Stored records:
• • • • • • •
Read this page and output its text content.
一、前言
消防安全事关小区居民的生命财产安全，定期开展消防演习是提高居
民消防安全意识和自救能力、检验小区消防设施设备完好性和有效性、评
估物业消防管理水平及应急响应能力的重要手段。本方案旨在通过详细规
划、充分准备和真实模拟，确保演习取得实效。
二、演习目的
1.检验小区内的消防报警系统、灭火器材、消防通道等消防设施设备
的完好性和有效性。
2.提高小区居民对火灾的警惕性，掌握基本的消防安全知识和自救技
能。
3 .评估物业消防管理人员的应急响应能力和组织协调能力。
• • • • • • •
EXERCISE BRIEF: Repeat the records above exactly.

RESULT OF THIS TASK:
Read this page and output its text content.
一、前言
消防安全事关小区居民的生命财产安全，定期开展消防演习是提高居
民消防安全意识和自救能力、检验小区消防设施设备完好性和有效性、评
估物业消防管理水平及应急响应能力的重要手段。本方案旨在通过详细规
划、充分准备和真实模拟，确保演习取得实效。
二、演习目的
1.检验小区内的消防报警系统、灭火器材、消防通道等消防设施设备
的完好性和有效性。
2.提高小区居民对火灾的警惕性，掌握基本的消防安全知识和自救技
能。
3 .评估物业消防管理人员的应急响应能力和组织协调能力。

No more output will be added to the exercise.